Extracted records
+---+

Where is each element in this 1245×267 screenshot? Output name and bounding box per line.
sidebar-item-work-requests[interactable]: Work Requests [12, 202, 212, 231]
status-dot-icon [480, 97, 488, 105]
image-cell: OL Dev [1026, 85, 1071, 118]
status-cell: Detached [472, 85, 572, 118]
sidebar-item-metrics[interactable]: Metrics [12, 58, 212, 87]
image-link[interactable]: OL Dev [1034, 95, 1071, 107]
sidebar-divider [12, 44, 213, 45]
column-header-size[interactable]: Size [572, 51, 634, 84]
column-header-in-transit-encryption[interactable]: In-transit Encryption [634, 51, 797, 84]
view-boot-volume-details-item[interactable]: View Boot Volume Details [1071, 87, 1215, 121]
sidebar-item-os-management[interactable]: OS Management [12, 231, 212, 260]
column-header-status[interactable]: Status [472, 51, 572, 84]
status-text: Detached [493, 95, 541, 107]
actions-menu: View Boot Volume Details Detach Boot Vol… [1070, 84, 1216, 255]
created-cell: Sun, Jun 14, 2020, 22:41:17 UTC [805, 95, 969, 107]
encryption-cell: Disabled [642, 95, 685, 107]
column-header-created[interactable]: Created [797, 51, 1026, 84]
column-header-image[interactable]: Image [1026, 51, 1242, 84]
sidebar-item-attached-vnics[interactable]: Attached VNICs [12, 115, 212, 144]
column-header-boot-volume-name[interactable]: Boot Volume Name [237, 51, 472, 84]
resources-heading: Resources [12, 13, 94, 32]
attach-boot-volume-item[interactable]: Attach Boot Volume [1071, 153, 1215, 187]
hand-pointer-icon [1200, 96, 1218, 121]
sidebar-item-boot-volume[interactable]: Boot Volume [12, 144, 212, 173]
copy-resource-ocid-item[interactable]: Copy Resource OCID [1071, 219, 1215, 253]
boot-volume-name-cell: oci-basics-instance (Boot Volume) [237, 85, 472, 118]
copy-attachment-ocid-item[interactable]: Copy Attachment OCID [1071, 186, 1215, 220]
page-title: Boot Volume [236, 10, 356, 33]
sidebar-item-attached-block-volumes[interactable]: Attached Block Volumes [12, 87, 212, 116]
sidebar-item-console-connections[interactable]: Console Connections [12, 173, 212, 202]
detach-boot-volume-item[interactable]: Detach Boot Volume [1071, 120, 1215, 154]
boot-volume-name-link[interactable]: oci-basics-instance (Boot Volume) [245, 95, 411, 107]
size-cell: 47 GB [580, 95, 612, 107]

+---+

> THE EXERCISE: Reproduce the material verbatim, starting at its first line and ending at the line containing "column-header-created[interactable]: Created [797, 51, 1026, 84]", with both of those lines included.

> REPLY TO THE EXERCISE:
Where is each element in this 1245×267 screenshot? Output name and bounding box per line.
sidebar-item-work-requests[interactable]: Work Requests [12, 202, 212, 231]
status-dot-icon [480, 97, 488, 105]
image-cell: OL Dev [1026, 85, 1071, 118]
status-cell: Detached [472, 85, 572, 118]
sidebar-item-metrics[interactable]: Metrics [12, 58, 212, 87]
image-link[interactable]: OL Dev [1034, 95, 1071, 107]
sidebar-divider [12, 44, 213, 45]
column-header-size[interactable]: Size [572, 51, 634, 84]
column-header-in-transit-encryption[interactable]: In-transit Encryption [634, 51, 797, 84]
view-boot-volume-details-item[interactable]: View Boot Volume Details [1071, 87, 1215, 121]
sidebar-item-os-management[interactable]: OS Management [12, 231, 212, 260]
column-header-status[interactable]: Status [472, 51, 572, 84]
status-text: Detached [493, 95, 541, 107]
actions-menu: View Boot Volume Details Detach Boot Vol… [1070, 84, 1216, 255]
created-cell: Sun, Jun 14, 2020, 22:41:17 UTC [805, 95, 969, 107]
encryption-cell: Disabled [642, 95, 685, 107]
column-header-created[interactable]: Created [797, 51, 1026, 84]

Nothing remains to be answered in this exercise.